— What is being asked —
Pull every line that holds the word "color" from the entries.

## START Excerpted data

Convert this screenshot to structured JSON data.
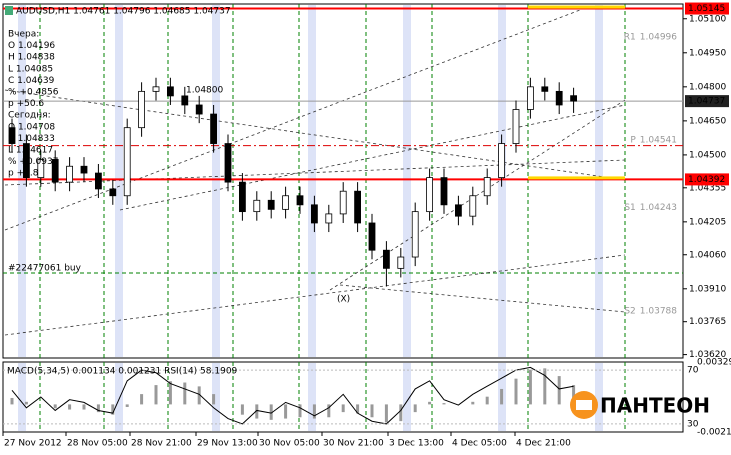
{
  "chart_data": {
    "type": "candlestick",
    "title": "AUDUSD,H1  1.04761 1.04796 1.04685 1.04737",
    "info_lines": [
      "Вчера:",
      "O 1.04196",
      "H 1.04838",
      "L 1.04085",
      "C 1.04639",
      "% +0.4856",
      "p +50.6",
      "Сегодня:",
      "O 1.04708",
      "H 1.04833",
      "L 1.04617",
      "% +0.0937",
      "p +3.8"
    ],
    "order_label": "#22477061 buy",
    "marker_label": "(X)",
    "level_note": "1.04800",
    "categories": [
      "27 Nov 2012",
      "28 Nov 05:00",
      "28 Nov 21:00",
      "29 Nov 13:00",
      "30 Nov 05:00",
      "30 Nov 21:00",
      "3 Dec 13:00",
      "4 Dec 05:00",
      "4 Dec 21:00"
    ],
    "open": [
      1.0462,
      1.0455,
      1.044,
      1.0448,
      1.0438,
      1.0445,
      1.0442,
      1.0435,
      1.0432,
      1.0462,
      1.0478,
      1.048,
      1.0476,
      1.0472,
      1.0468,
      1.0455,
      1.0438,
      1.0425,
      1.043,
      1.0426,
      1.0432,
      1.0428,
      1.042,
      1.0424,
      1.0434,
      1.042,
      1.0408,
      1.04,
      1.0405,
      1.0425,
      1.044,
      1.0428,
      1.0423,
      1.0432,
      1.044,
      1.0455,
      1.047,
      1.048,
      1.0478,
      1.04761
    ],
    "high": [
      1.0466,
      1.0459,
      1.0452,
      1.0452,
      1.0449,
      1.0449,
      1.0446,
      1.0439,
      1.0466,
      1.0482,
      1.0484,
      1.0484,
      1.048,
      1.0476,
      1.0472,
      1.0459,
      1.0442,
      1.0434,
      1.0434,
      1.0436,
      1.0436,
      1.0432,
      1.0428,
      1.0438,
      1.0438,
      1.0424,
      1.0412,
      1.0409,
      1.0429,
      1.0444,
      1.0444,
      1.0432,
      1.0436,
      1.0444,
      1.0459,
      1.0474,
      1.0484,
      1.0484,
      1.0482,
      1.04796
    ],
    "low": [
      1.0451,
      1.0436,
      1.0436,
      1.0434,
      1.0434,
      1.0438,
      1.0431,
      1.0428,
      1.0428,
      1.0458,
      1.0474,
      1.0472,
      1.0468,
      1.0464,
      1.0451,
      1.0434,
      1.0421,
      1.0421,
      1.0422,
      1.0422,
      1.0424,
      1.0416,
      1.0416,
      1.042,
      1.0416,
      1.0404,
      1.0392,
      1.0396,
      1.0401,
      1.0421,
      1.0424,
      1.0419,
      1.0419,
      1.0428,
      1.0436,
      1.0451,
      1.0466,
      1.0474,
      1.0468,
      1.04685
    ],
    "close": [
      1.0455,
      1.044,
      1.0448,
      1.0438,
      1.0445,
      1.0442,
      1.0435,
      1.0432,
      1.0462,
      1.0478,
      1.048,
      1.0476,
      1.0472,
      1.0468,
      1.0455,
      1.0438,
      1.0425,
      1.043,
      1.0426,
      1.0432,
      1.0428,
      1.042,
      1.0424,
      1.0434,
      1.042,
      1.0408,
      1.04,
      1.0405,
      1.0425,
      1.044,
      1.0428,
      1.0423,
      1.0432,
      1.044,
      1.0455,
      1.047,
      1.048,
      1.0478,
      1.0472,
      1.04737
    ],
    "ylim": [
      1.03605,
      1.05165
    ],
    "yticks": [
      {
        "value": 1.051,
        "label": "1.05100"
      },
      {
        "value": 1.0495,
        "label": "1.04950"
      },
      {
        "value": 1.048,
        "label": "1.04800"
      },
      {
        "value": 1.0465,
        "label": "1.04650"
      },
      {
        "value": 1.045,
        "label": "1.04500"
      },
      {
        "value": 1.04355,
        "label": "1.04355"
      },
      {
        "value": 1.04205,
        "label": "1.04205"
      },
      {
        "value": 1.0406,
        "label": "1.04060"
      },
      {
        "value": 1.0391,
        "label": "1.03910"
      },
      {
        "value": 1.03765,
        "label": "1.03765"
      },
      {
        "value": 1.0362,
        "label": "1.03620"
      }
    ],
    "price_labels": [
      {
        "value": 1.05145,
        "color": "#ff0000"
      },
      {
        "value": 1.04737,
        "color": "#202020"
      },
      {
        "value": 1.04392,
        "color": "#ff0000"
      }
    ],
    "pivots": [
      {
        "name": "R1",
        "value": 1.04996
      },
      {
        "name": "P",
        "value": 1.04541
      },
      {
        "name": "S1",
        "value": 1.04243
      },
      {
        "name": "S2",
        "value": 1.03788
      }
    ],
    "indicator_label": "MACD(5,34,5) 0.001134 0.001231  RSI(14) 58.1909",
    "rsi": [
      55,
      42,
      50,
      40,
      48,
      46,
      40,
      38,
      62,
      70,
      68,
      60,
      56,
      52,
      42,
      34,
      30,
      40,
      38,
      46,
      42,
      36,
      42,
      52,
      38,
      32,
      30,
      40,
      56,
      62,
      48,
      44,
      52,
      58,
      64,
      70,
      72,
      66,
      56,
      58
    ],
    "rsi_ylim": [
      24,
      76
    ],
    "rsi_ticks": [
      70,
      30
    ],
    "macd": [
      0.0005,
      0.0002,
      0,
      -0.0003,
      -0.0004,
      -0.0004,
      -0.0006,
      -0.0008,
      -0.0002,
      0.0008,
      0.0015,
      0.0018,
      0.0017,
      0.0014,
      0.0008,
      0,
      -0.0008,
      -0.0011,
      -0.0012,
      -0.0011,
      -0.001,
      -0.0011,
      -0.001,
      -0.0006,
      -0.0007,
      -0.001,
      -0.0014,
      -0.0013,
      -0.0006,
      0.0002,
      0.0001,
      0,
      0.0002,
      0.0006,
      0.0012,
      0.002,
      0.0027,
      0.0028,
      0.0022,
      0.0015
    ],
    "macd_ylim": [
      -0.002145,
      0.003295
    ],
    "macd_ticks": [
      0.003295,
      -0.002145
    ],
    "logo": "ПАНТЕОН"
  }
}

## END Excerpted data
## START Excerpted data

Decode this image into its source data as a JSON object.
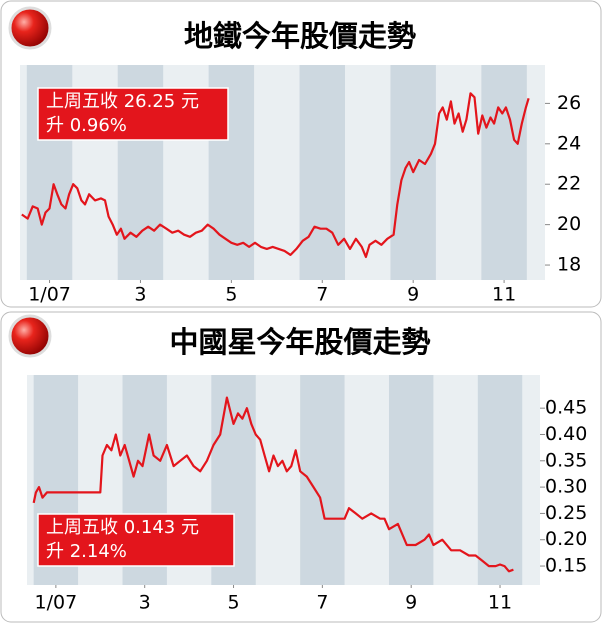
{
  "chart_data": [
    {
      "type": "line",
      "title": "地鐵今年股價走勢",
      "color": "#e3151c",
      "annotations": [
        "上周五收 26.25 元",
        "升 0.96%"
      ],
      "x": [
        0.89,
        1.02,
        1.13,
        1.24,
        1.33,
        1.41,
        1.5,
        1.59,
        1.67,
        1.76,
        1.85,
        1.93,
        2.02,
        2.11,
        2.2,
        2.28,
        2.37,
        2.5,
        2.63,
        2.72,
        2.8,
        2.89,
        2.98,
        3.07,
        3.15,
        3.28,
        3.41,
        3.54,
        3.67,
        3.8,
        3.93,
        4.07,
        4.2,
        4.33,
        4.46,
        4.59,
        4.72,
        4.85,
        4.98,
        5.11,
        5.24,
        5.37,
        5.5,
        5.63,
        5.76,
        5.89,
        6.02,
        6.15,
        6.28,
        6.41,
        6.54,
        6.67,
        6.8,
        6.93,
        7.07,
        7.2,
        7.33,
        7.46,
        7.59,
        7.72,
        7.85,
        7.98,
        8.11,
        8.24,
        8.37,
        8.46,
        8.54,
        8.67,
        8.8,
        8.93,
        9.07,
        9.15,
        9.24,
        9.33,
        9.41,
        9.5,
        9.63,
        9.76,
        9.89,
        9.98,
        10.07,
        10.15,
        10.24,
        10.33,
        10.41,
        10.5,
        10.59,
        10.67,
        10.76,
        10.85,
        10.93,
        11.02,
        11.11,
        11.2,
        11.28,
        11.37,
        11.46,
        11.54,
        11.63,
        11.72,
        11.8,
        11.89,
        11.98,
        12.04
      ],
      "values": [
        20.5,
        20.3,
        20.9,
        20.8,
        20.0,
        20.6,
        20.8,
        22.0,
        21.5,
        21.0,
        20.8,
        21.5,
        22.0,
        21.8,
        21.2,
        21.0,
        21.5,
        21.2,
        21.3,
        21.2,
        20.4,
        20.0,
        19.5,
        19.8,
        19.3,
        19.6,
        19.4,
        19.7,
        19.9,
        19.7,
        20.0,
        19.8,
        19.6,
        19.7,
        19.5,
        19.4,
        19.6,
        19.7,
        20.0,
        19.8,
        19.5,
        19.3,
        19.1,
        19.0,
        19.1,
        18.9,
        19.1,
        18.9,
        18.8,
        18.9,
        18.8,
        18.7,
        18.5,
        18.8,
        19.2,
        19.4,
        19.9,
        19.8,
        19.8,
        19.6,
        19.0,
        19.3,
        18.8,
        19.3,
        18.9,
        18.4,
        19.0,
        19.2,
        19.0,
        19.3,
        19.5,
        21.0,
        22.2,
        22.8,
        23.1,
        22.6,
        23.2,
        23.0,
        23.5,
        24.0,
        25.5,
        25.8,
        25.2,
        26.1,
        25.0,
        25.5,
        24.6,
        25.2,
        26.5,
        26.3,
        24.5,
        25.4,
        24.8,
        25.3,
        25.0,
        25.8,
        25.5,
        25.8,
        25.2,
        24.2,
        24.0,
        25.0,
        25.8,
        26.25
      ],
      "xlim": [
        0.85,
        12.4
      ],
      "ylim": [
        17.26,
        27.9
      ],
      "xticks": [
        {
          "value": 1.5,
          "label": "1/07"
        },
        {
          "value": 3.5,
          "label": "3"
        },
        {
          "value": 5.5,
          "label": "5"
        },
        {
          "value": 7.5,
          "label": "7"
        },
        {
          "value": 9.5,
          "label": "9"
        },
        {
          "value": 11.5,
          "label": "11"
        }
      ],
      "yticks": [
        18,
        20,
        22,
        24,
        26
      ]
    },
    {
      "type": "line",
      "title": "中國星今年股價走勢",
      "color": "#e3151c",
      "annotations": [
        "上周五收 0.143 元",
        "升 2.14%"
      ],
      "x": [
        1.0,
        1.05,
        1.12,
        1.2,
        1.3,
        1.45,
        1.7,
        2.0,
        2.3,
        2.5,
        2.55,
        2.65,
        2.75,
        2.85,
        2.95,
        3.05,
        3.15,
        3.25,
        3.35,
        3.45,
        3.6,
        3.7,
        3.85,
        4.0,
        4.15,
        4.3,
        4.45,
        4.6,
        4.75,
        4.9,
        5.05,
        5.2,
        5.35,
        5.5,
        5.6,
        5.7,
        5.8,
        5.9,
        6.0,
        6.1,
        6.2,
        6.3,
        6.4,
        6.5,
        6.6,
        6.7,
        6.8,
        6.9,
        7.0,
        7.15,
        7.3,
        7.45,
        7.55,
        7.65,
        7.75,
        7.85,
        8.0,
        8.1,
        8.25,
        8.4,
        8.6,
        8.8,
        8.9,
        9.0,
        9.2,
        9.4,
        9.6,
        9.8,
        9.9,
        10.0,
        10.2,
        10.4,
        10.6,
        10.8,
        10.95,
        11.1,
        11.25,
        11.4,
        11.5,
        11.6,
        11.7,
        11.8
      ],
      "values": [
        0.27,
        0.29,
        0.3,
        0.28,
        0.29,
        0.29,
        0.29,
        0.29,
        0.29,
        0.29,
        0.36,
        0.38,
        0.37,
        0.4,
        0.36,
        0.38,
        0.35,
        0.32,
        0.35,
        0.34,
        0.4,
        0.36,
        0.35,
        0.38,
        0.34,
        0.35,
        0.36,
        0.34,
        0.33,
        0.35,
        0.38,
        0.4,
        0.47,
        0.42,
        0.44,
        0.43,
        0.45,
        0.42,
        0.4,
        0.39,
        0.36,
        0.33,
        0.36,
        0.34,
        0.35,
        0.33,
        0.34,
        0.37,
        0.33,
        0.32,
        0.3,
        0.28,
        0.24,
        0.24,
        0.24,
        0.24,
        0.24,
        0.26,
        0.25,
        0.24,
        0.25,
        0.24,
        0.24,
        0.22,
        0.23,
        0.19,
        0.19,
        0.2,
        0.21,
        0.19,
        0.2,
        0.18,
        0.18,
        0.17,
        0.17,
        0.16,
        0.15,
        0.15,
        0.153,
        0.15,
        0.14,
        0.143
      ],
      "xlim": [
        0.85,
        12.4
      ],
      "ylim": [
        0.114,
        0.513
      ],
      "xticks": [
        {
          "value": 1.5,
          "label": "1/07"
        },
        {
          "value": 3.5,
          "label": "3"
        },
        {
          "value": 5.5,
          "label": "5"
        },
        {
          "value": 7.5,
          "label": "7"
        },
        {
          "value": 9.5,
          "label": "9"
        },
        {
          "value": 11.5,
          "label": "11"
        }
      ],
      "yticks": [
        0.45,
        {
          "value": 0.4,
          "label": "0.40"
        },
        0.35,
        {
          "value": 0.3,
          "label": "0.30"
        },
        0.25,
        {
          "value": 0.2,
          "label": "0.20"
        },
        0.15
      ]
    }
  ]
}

## END Excerpted data
## START Excerpted data

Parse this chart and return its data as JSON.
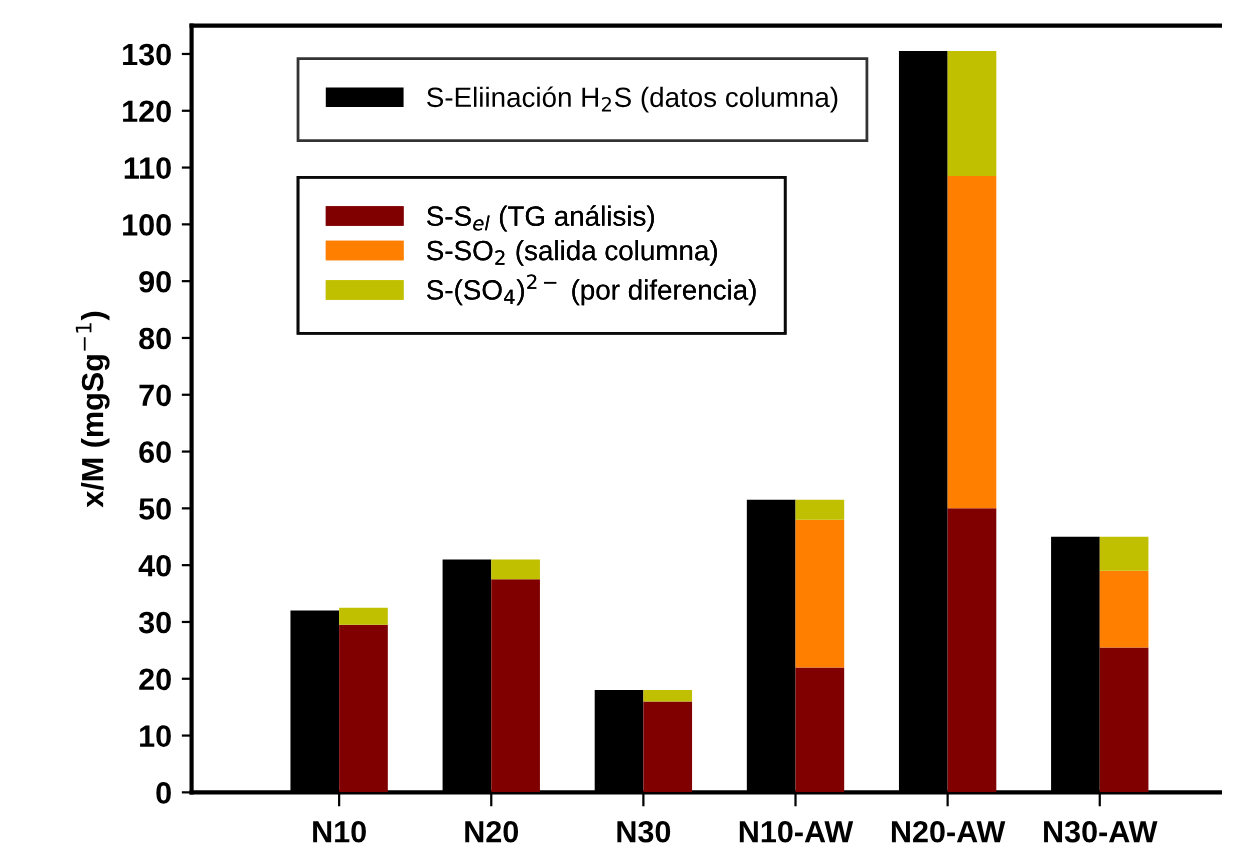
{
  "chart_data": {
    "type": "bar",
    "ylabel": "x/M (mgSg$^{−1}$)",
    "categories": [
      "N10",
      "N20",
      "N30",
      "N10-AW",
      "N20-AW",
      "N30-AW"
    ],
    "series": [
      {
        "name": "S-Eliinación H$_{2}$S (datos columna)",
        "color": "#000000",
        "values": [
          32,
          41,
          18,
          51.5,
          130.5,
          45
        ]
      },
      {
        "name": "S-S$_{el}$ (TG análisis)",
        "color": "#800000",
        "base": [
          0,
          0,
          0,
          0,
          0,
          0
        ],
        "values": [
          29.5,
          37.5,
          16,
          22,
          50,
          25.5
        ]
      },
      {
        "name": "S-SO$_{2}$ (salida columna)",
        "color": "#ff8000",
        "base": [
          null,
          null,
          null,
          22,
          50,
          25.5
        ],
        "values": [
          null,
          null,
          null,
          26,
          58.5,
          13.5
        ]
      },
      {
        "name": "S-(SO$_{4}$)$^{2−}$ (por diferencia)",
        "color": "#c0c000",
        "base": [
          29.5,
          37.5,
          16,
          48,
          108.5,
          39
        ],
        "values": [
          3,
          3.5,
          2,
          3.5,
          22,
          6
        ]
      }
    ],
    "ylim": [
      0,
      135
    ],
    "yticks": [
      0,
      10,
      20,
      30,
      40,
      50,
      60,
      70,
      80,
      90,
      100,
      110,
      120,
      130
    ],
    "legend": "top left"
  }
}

## END Excerpted data

— Problem solution —
        "color": "#ff0000"
        "color": "#202020"
        "color": "#ff0000"
      "color": "#e3151c",
      "color": "#e3151c",
        "color": "#000000",
        "color": "#800000",
        "color": "#ff8000",
        "color": "#c0c000",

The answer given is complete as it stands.